What is the number of lines containing the word "name"? Please answer with that number and nothing more.
%%
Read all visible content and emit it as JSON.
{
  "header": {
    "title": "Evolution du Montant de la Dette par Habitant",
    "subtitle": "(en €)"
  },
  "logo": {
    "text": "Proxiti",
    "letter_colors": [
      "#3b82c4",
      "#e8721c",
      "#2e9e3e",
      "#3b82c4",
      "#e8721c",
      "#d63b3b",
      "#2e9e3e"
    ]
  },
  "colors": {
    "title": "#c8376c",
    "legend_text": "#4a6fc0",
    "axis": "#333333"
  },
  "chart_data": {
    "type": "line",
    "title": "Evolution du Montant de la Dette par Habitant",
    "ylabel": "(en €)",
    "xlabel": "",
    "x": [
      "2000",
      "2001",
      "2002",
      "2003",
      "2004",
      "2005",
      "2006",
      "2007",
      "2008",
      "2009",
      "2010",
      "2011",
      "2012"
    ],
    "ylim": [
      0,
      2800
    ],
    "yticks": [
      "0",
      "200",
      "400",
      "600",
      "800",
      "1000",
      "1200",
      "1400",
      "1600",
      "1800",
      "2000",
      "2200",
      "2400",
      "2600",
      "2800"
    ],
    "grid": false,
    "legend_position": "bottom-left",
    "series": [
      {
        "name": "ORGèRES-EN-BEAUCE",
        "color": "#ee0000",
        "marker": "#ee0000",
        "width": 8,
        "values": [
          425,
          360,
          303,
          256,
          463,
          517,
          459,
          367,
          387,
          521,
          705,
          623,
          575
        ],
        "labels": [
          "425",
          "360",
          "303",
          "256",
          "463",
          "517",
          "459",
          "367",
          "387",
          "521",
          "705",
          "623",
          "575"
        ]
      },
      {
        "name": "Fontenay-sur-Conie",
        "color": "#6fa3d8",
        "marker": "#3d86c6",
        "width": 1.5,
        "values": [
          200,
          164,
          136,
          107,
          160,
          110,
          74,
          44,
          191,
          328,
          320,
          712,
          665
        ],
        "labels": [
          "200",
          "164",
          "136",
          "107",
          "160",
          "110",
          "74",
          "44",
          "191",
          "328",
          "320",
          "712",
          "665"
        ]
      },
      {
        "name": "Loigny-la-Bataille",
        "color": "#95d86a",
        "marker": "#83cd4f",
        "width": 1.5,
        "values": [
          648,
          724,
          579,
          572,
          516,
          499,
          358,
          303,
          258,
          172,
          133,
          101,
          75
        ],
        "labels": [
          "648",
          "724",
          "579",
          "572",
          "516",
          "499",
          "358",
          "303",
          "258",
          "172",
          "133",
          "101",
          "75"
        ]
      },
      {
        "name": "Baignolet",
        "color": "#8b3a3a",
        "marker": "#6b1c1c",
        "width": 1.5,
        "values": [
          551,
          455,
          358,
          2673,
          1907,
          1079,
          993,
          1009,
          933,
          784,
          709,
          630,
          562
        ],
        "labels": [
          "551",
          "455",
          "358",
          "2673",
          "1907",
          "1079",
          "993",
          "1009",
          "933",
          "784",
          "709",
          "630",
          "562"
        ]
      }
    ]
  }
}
%%
ANSWER TO THE PROBLEM: 4